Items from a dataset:
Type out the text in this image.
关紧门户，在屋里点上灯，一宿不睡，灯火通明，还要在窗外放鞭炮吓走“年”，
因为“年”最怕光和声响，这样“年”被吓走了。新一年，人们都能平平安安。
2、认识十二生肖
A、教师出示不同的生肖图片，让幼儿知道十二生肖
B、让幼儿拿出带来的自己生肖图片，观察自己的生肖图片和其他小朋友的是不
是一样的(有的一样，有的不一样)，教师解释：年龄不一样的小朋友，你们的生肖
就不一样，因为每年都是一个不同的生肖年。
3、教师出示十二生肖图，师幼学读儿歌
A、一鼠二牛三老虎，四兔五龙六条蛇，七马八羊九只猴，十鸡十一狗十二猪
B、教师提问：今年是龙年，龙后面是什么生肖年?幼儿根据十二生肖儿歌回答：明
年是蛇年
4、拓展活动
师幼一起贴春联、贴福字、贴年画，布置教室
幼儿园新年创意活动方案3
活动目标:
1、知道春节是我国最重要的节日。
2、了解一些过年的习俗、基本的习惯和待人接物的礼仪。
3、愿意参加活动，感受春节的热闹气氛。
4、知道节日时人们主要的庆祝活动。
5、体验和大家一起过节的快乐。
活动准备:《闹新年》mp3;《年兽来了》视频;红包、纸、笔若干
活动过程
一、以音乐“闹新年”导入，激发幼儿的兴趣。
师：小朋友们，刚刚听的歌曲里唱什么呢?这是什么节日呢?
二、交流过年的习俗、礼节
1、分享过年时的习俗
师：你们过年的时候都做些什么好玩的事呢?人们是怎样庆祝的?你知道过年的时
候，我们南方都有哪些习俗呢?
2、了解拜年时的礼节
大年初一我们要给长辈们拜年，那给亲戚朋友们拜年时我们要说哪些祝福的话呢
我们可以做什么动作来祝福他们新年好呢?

WHAT NEEDS TO BE DONE:
Reproduce the data, keeping every line exactly the same.

RESPONSE BELOW:
Type out the text in this image.
关紧门户，在屋里点上灯，一宿不睡，灯火通明，还要在窗外放鞭炮吓走“年”，
因为“年”最怕光和声响，这样“年”被吓走了。新一年，人们都能平平安安。
2、认识十二生肖
A、教师出示不同的生肖图片，让幼儿知道十二生肖
B、让幼儿拿出带来的自己生肖图片，观察自己的生肖图片和其他小朋友的是不
是一样的(有的一样，有的不一样)，教师解释：年龄不一样的小朋友，你们的生肖
就不一样，因为每年都是一个不同的生肖年。
3、教师出示十二生肖图，师幼学读儿歌
A、一鼠二牛三老虎，四兔五龙六条蛇，七马八羊九只猴，十鸡十一狗十二猪
B、教师提问：今年是龙年，龙后面是什么生肖年?幼儿根据十二生肖儿歌回答：明
年是蛇年
4、拓展活动
师幼一起贴春联、贴福字、贴年画，布置教室
幼儿园新年创意活动方案3
活动目标:
1、知道春节是我国最重要的节日。
2、了解一些过年的习俗、基本的习惯和待人接物的礼仪。
3、愿意参加活动，感受春节的热闹气氛。
4、知道节日时人们主要的庆祝活动。
5、体验和大家一起过节的快乐。
活动准备:《闹新年》mp3;《年兽来了》视频;红包、纸、笔若干
活动过程
一、以音乐“闹新年”导入，激发幼儿的兴趣。
师：小朋友们，刚刚听的歌曲里唱什么呢?这是什么节日呢?
二、交流过年的习俗、礼节
1、分享过年时的习俗
师：你们过年的时候都做些什么好玩的事呢?人们是怎样庆祝的?你知道过年的时
候，我们南方都有哪些习俗呢?
2、了解拜年时的礼节
大年初一我们要给长辈们拜年，那给亲戚朋友们拜年时我们要说哪些祝福的话呢
我们可以做什么动作来祝福他们新年好呢?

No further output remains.